[Work order] Check each line of the entries for "profile" and report the ones that have it.

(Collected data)
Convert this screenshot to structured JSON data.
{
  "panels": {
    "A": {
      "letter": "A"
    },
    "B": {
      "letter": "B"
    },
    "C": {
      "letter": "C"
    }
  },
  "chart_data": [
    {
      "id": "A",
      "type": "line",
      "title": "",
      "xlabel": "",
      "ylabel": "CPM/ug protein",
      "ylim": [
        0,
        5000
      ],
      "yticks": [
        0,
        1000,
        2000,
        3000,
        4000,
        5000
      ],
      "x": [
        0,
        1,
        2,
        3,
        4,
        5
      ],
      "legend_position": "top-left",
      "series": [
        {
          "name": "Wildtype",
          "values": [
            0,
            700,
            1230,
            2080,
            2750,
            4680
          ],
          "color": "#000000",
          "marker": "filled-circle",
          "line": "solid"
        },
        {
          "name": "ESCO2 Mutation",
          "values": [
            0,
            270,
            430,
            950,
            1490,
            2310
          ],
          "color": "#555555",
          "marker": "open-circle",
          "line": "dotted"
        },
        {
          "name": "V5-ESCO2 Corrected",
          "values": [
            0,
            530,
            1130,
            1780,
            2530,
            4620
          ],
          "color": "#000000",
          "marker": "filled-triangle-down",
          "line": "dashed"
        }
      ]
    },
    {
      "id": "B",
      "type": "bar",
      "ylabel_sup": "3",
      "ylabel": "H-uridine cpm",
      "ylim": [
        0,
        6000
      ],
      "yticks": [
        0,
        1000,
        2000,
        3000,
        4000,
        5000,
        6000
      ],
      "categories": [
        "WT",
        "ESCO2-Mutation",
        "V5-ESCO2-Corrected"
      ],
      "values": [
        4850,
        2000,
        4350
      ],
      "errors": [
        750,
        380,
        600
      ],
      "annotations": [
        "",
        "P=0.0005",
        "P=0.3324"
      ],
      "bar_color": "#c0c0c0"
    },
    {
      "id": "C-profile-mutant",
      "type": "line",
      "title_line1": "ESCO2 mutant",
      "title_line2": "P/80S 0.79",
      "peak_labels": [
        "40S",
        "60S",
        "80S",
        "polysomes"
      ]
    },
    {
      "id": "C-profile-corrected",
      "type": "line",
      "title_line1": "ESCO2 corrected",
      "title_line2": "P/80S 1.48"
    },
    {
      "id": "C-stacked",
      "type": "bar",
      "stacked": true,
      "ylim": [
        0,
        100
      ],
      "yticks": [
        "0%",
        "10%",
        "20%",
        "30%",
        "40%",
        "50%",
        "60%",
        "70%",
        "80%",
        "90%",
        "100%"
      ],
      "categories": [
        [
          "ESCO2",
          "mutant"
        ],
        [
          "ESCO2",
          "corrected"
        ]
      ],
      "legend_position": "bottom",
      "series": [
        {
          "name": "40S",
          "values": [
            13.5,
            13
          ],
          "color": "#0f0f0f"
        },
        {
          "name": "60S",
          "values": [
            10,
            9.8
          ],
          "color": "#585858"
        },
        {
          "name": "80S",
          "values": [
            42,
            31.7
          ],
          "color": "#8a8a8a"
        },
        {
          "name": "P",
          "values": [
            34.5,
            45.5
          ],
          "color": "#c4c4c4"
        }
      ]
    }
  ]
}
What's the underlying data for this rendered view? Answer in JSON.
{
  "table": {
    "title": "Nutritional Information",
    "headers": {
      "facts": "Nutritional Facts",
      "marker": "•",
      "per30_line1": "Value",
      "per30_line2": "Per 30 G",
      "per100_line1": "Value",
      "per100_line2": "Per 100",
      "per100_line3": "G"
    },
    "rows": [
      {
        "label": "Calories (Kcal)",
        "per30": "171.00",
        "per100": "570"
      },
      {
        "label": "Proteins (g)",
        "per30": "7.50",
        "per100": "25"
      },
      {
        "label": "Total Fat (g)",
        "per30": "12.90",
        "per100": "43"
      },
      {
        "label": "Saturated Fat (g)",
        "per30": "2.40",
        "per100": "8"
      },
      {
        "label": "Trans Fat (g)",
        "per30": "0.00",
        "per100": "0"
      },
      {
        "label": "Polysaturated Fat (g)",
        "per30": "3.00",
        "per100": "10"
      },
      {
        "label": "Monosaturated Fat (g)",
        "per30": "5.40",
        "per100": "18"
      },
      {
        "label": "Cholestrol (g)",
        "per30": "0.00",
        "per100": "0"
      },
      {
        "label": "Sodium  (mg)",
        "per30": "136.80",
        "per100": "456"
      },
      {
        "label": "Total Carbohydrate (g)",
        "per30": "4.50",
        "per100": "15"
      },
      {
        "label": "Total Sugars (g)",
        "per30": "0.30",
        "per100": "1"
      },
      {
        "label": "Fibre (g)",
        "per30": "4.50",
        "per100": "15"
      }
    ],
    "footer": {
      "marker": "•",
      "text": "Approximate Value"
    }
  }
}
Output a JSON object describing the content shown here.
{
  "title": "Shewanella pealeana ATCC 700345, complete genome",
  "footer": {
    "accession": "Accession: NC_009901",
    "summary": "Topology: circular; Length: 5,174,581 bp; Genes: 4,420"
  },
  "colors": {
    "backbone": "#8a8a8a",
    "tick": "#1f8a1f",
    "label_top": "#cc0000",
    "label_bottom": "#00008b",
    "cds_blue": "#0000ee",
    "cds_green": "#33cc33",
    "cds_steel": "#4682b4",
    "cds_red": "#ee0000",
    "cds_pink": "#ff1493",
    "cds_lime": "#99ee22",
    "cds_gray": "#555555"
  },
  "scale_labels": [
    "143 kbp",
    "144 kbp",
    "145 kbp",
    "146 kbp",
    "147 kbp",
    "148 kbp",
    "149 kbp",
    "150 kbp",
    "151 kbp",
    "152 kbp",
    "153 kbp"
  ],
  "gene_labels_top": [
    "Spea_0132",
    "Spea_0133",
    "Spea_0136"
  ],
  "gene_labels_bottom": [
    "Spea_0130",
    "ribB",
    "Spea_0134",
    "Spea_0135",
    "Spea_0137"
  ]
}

[Written reply]
      "id": "C-profile-mutant",
      "id": "C-profile-corrected",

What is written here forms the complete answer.